• **Dataset records**
○ ○ ○ ○
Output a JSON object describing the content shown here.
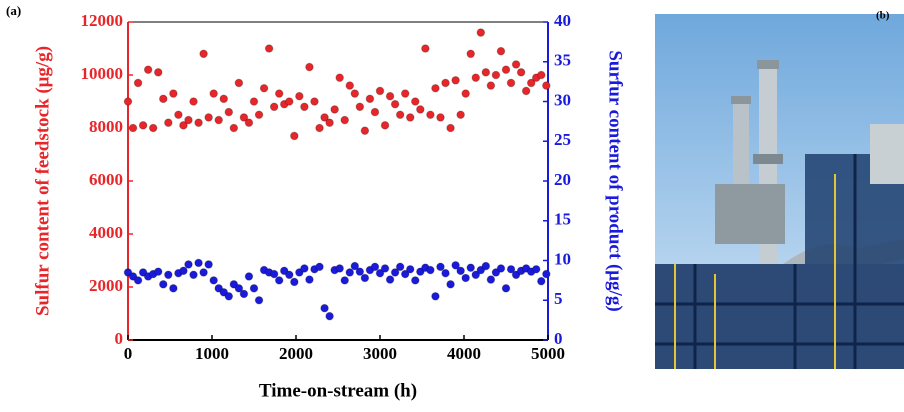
{
  "panel_a": "(a)",
  "panel_b": "(b)",
  "chart_data": {
    "type": "scatter",
    "xlabel": "Time-on-stream (h)",
    "ylabel": "Sulfur content of feedstock (μg/g)",
    "y2label": "Surfur content of product (μg/g)",
    "xlim": [
      0,
      5000
    ],
    "xticks": [
      0,
      1000,
      2000,
      3000,
      4000,
      5000
    ],
    "ylim": [
      0,
      12000
    ],
    "yticks": [
      0,
      2000,
      4000,
      6000,
      8000,
      10000,
      12000
    ],
    "y2lim": [
      0,
      40
    ],
    "y2ticks": [
      0,
      5,
      10,
      15,
      20,
      25,
      30,
      35,
      40
    ],
    "series": [
      {
        "color": "#e8262a",
        "axis": "y",
        "x": [
          0,
          60,
          120,
          180,
          240,
          300,
          360,
          420,
          480,
          540,
          600,
          660,
          720,
          780,
          840,
          900,
          960,
          1020,
          1080,
          1140,
          1200,
          1260,
          1320,
          1380,
          1440,
          1500,
          1560,
          1620,
          1680,
          1740,
          1800,
          1860,
          1920,
          1980,
          2040,
          2100,
          2160,
          2220,
          2280,
          2340,
          2400,
          2460,
          2520,
          2580,
          2640,
          2700,
          2760,
          2820,
          2880,
          2940,
          3000,
          3060,
          3120,
          3180,
          3240,
          3300,
          3360,
          3420,
          3480,
          3540,
          3600,
          3660,
          3720,
          3780,
          3840,
          3900,
          3960,
          4020,
          4080,
          4140,
          4200,
          4260,
          4320,
          4380,
          4440,
          4500,
          4560,
          4620,
          4680,
          4740,
          4800,
          4860,
          4920,
          4980
        ],
        "values": [
          9000,
          8000,
          9700,
          8100,
          10200,
          8000,
          10100,
          9100,
          8200,
          9300,
          8500,
          8100,
          8300,
          9000,
          8200,
          10800,
          8400,
          9300,
          8300,
          9100,
          8600,
          8000,
          9700,
          8400,
          8200,
          9000,
          8500,
          9500,
          11000,
          8800,
          9300,
          8900,
          9000,
          7700,
          9200,
          8800,
          10300,
          9000,
          8000,
          8400,
          8200,
          8700,
          9900,
          8300,
          9600,
          9300,
          8800,
          7900,
          9100,
          8600,
          9400,
          8100,
          9200,
          8900,
          8500,
          9300,
          8400,
          9000,
          8700,
          11000,
          8500,
          9500,
          8400,
          9700,
          8000,
          9800,
          8500,
          9300,
          10800,
          9900,
          11600,
          10100,
          9600,
          10000,
          10900,
          10200,
          9700,
          10400,
          10100,
          9400,
          9700,
          9900,
          10000,
          9600
        ]
      },
      {
        "color": "#1a1adc",
        "axis": "y2",
        "x": [
          0,
          60,
          120,
          180,
          240,
          300,
          360,
          420,
          480,
          540,
          600,
          660,
          720,
          780,
          840,
          900,
          960,
          1020,
          1080,
          1140,
          1200,
          1260,
          1320,
          1380,
          1440,
          1500,
          1560,
          1620,
          1680,
          1740,
          1800,
          1860,
          1920,
          1980,
          2040,
          2100,
          2160,
          2220,
          2280,
          2340,
          2400,
          2460,
          2520,
          2580,
          2640,
          2700,
          2760,
          2820,
          2880,
          2940,
          3000,
          3060,
          3120,
          3180,
          3240,
          3300,
          3360,
          3420,
          3480,
          3540,
          3600,
          3660,
          3720,
          3780,
          3840,
          3900,
          3960,
          4020,
          4080,
          4140,
          4200,
          4260,
          4320,
          4380,
          4440,
          4500,
          4560,
          4620,
          4680,
          4740,
          4800,
          4860,
          4920,
          4980
        ],
        "values": [
          8.5,
          8,
          7.5,
          8.5,
          8,
          8.3,
          8.6,
          7,
          8.2,
          6.5,
          8.4,
          8.7,
          9.5,
          8.2,
          9.7,
          8.5,
          9.5,
          7.5,
          6.5,
          6,
          5.5,
          7,
          6.5,
          5.8,
          8,
          6.5,
          5,
          8.8,
          8.5,
          8.3,
          7.5,
          8.7,
          8.2,
          7.3,
          8.5,
          9,
          7.6,
          8.9,
          9.2,
          4,
          3,
          8.8,
          9,
          7.5,
          8.5,
          9.3,
          8.6,
          7.8,
          8.8,
          9.2,
          8.4,
          9,
          7.6,
          8.5,
          9.2,
          8.3,
          8.9,
          7.5,
          8.6,
          9.1,
          8.8,
          5.5,
          9.2,
          8.4,
          7,
          9.4,
          8.7,
          7.8,
          9.1,
          8.2,
          8.8,
          9.3,
          7.6,
          8.5,
          9,
          6.5,
          8.9,
          8.2,
          8.7,
          9,
          8.6,
          8.9,
          7.4,
          8.3
        ]
      }
    ]
  }
}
○ ○ ○ ○
• **THE EXERCISE**
In the material above, find the lines that contain "content" and show them.

• **RESULT OF THE EXERCISE**
Output a JSON object describing the content shown here.
    "ylabel": "Sulfur content of feedstock (μg/g)",
    "y2label": "Surfur content of product (μg/g)",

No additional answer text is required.